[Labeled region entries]
>> Begin

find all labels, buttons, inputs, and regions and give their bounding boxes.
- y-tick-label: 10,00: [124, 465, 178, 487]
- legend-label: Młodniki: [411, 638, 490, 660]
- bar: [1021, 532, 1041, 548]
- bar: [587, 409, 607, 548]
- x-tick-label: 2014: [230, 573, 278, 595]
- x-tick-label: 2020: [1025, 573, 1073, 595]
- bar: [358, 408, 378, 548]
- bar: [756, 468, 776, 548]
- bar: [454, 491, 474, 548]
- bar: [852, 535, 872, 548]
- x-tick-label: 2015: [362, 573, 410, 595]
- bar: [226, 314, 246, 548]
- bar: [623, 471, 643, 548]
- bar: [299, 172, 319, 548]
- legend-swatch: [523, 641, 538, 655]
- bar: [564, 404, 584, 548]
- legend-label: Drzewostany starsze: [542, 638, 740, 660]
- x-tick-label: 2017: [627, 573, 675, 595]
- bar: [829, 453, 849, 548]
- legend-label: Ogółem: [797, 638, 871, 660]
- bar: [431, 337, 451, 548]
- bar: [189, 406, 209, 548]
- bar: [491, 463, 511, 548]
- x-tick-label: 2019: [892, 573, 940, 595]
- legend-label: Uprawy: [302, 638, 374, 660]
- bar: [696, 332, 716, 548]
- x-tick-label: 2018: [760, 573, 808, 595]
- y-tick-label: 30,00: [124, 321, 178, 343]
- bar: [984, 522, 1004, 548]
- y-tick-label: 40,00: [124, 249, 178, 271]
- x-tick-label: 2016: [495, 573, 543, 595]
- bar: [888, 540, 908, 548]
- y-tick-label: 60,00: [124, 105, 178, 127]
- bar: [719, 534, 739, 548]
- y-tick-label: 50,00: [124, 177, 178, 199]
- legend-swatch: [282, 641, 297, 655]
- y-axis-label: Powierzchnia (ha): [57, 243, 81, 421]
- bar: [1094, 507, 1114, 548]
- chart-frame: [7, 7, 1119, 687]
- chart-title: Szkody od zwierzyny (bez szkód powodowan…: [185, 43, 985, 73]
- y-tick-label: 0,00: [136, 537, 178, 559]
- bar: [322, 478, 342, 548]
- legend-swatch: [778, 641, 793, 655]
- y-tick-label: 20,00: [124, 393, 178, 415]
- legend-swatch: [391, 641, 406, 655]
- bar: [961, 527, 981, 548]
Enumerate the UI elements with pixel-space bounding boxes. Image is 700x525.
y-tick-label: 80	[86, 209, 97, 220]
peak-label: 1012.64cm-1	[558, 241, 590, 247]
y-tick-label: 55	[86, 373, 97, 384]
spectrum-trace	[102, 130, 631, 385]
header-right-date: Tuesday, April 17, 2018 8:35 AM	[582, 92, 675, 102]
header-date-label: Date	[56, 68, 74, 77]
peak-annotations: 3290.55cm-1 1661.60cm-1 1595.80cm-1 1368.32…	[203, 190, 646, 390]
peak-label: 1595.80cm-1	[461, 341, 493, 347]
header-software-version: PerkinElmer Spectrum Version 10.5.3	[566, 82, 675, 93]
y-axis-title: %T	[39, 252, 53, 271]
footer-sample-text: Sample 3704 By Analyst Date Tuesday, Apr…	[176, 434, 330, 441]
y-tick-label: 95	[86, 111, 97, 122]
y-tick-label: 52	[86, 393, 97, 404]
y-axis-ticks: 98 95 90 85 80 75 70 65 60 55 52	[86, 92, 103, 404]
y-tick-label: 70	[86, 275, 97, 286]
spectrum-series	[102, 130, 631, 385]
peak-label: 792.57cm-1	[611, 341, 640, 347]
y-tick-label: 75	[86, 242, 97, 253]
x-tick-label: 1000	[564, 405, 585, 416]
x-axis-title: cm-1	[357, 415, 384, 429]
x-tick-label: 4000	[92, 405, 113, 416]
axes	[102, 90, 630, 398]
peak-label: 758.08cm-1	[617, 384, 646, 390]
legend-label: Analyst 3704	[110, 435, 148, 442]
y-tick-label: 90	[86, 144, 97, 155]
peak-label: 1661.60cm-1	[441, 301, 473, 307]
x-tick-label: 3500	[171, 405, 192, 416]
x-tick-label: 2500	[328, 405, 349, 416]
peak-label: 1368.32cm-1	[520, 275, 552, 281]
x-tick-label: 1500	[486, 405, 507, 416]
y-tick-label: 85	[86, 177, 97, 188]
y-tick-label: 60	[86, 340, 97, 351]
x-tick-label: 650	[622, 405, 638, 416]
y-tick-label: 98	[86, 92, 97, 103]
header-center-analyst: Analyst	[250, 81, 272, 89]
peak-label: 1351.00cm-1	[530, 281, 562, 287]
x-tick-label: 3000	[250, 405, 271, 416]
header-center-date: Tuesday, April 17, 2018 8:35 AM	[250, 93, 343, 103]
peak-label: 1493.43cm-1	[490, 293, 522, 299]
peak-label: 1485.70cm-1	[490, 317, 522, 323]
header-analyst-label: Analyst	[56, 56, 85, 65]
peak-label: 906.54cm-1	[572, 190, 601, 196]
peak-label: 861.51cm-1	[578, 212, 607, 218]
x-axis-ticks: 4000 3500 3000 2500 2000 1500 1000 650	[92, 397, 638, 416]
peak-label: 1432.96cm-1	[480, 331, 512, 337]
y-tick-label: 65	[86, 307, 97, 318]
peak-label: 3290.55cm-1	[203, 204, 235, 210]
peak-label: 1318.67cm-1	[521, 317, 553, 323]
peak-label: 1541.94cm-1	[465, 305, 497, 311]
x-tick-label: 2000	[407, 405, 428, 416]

>> End

* Exercise brief *
Arrange the entries, from the first line through the line containing "Enumerate the UI", both ends included, as a numbered list. Leave out any blank lines.

* Complete output *
1. find all labels, buttons, inputs, and regions and give their bounding boxes.
2. - y-tick-label: 10,00: [124, 465, 178, 487]
3. - legend-label: Młodniki: [411, 638, 490, 660]
4. - bar: [1021, 532, 1041, 548]
5. - bar: [587, 409, 607, 548]
6. - x-tick-label: 2014: [230, 573, 278, 595]
7. - x-tick-label: 2020: [1025, 573, 1073, 595]
8. - bar: [358, 408, 378, 548]
9. - bar: [756, 468, 776, 548]
10. - bar: [454, 491, 474, 548]
11. - bar: [852, 535, 872, 548]
12. - x-tick-label: 2015: [362, 573, 410, 595]
13. - bar: [226, 314, 246, 548]
14. - bar: [623, 471, 643, 548]
15. - bar: [299, 172, 319, 548]
16. - legend-swatch: [523, 641, 538, 655]
17. - bar: [564, 404, 584, 548]
18. - legend-label: Drzewostany starsze: [542, 638, 740, 660]
19. - x-tick-label: 2017: [627, 573, 675, 595]
20. - bar: [829, 453, 849, 548]
21. - legend-label: Ogółem: [797, 638, 871, 660]
22. - bar: [431, 337, 451, 548]
23. - bar: [189, 406, 209, 548]
24. - bar: [491, 463, 511, 548]
25. - x-tick-label: 2019: [892, 573, 940, 595]
26. - legend-label: Uprawy: [302, 638, 374, 660]
27. - bar: [696, 332, 716, 548]
28. - x-tick-label: 2018: [760, 573, 808, 595]
29. - y-tick-label: 30,00: [124, 321, 178, 343]
30. - bar: [984, 522, 1004, 548]
31. - y-tick-label: 40,00: [124, 249, 178, 271]
32. - x-tick-label: 2016: [495, 573, 543, 595]
33. - bar: [888, 540, 908, 548]
34. - y-tick-label: 60,00: [124, 105, 178, 127]
35. - bar: [719, 534, 739, 548]
36. - y-tick-label: 50,00: [124, 177, 178, 199]
37. - legend-swatch: [282, 641, 297, 655]
38. - y-axis-label: Powierzchnia (ha): [57, 243, 81, 421]
39. - bar: [1094, 507, 1114, 548]
40. - chart-frame: [7, 7, 1119, 687]
41. - chart-title: Szkody od zwierzyny (bez szkód powodowan…: [185, 43, 985, 73]
42. - y-tick-label: 0,00: [136, 537, 178, 559]
43. - bar: [322, 478, 342, 548]
44. - legend-swatch: [778, 641, 793, 655]
45. - y-tick-label: 20,00: [124, 393, 178, 415]
46. - legend-swatch: [391, 641, 406, 655]
47. - bar: [961, 527, 981, 548]
48. Enumerate the UI elements with pixel-space bounding boxes. Image is 700x525.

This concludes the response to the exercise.